▶ [The task]: Below is a block of records. Copy every line in it that contains the word "photo".

▶ [The data]:
* * *

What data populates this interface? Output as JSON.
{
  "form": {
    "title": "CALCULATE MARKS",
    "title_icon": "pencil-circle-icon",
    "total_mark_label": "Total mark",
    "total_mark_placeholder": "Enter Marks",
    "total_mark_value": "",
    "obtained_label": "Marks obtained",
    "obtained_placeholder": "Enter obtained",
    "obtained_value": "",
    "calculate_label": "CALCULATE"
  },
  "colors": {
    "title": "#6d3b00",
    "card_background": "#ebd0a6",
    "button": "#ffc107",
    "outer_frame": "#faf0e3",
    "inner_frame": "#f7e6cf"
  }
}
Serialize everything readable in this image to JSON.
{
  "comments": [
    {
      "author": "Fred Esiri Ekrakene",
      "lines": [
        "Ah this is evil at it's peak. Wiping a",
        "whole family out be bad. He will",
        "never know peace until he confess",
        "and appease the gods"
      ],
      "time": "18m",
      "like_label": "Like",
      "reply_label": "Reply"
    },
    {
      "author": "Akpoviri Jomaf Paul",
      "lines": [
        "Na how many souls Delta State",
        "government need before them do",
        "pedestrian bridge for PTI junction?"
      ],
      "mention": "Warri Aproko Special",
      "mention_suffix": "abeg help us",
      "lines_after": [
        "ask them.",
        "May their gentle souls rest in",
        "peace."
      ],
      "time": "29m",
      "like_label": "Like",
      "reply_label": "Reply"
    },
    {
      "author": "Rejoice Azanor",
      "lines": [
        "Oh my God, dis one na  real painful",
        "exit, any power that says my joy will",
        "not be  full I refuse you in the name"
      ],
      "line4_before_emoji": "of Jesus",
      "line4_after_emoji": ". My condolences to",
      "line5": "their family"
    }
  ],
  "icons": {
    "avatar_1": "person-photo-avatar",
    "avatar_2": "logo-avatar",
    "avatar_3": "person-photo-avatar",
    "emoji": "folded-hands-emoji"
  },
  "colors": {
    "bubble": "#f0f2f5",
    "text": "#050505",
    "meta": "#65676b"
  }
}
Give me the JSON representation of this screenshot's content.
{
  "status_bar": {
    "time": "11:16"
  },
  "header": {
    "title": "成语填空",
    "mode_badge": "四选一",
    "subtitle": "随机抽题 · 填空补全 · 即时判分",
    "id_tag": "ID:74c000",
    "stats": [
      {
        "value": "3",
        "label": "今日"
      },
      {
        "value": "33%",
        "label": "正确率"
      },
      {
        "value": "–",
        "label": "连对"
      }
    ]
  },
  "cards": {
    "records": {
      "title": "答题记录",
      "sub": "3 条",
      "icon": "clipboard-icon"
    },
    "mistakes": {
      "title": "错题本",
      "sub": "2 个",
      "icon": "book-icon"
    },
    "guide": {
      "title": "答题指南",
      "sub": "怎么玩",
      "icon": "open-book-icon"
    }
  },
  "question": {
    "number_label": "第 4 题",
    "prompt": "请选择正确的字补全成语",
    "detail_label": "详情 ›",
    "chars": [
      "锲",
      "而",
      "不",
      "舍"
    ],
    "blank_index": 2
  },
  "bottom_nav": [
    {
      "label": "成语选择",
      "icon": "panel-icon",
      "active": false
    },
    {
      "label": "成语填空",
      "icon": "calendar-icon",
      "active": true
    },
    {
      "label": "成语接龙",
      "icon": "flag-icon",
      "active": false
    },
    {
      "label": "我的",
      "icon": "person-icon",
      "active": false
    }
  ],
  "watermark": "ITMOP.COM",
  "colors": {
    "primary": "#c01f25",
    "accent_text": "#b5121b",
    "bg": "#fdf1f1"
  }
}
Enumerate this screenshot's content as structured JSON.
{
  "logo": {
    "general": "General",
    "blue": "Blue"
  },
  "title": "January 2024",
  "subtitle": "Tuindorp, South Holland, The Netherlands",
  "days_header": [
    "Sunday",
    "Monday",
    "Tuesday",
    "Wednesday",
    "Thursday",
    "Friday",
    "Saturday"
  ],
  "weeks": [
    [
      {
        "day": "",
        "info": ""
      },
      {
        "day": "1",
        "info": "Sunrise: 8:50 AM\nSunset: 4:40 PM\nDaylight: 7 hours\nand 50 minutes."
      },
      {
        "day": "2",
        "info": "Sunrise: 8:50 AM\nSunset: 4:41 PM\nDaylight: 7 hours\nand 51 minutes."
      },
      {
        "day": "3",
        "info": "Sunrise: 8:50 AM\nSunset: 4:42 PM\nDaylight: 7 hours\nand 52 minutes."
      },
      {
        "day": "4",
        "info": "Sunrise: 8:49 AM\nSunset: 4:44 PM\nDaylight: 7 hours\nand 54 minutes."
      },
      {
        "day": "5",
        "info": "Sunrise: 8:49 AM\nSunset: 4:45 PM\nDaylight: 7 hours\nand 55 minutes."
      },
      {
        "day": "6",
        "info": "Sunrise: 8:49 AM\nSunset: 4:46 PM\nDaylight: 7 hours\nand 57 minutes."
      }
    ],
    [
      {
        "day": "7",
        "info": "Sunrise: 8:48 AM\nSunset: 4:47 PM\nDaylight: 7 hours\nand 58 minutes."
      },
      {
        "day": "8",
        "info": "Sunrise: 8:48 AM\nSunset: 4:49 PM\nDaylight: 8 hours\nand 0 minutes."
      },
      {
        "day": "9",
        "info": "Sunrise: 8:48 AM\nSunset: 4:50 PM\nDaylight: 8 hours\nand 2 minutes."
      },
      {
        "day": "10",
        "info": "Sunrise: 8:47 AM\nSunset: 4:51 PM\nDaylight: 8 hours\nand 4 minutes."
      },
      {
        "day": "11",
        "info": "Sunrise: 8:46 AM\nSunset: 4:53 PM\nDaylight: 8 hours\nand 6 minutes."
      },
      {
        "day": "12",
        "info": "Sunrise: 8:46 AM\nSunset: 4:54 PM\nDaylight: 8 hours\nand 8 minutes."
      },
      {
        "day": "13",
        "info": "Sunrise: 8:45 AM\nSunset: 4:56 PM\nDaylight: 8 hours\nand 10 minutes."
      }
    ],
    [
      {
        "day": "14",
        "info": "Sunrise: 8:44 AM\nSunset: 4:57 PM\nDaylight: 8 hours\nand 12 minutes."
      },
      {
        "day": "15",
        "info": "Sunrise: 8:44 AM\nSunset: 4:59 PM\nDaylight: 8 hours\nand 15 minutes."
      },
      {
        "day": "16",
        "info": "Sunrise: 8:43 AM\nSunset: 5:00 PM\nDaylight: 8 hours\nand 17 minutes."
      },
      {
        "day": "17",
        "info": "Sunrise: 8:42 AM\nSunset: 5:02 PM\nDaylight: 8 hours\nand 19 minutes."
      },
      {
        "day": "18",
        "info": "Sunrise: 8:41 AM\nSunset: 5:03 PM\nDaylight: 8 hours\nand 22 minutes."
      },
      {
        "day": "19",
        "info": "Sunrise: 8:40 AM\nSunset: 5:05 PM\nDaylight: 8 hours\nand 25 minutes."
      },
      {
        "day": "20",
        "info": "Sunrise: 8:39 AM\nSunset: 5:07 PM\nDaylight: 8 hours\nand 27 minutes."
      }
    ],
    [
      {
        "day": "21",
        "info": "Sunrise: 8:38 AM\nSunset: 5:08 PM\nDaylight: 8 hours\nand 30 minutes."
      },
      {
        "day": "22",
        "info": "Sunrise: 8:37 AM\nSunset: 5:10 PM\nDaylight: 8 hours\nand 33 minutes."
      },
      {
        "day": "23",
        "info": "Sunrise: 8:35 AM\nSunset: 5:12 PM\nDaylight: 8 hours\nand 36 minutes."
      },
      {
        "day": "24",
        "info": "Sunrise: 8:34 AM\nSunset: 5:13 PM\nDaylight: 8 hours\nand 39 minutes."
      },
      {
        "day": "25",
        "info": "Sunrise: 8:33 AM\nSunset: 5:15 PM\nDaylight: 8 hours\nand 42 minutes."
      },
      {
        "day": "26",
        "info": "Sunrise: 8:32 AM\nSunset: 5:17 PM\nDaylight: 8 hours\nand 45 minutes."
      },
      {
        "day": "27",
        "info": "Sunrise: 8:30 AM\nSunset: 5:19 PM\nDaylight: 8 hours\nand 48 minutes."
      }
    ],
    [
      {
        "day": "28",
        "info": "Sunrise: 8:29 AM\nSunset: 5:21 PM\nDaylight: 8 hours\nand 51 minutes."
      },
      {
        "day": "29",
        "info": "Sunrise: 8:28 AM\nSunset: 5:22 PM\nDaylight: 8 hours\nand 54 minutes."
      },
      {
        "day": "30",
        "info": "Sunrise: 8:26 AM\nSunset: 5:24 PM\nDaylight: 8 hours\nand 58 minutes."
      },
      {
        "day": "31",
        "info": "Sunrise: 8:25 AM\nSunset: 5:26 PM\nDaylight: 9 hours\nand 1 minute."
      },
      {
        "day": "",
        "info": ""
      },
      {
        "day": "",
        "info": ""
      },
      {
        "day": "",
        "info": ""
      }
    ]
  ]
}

* * *

▶ [Response]:
    "avatar_1": "person-photo-avatar",
    "avatar_3": "person-photo-avatar",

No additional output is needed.